- **TASK DETAILS**
The data below needs to be returned exactly, line for line.

>> BEGIN DATA SUPPLIED

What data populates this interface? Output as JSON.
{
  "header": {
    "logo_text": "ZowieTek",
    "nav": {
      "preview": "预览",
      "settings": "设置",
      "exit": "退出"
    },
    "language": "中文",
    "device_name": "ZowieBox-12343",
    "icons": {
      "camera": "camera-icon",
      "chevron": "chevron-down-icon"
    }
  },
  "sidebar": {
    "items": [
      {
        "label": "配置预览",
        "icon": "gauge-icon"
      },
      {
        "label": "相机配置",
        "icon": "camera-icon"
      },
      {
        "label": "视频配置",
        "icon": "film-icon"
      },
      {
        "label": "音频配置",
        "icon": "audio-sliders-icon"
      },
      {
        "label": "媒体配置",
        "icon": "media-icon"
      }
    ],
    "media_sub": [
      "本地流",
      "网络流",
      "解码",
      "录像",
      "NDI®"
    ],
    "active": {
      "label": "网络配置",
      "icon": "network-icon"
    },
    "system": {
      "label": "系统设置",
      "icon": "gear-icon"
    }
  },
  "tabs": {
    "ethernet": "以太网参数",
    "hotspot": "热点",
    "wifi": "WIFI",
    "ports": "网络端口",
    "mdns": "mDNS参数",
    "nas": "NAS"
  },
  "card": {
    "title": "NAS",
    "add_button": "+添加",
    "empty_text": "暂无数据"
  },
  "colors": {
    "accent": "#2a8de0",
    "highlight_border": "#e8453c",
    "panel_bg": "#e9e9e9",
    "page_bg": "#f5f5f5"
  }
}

>> END DATA SUPPLIED

- **COMPLETE OUTPUT**
What data populates this interface? Output as JSON.
{
  "header": {
    "logo_text": "ZowieTek",
    "nav": {
      "preview": "预览",
      "settings": "设置",
      "exit": "退出"
    },
    "language": "中文",
    "device_name": "ZowieBox-12343",
    "icons": {
      "camera": "camera-icon",
      "chevron": "chevron-down-icon"
    }
  },
  "sidebar": {
    "items": [
      {
        "label": "配置预览",
        "icon": "gauge-icon"
      },
      {
        "label": "相机配置",
        "icon": "camera-icon"
      },
      {
        "label": "视频配置",
        "icon": "film-icon"
      },
      {
        "label": "音频配置",
        "icon": "audio-sliders-icon"
      },
      {
        "label": "媒体配置",
        "icon": "media-icon"
      }
    ],
    "media_sub": [
      "本地流",
      "网络流",
      "解码",
      "录像",
      "NDI®"
    ],
    "active": {
      "label": "网络配置",
      "icon": "network-icon"
    },
    "system": {
      "label": "系统设置",
      "icon": "gear-icon"
    }
  },
  "tabs": {
    "ethernet": "以太网参数",
    "hotspot": "热点",
    "wifi": "WIFI",
    "ports": "网络端口",
    "mdns": "mDNS参数",
    "nas": "NAS"
  },
  "card": {
    "title": "NAS",
    "add_button": "+添加",
    "empty_text": "暂无数据"
  },
  "colors": {
    "accent": "#2a8de0",
    "highlight_border": "#e8453c",
    "panel_bg": "#e9e9e9",
    "page_bg": "#f5f5f5"
  }
}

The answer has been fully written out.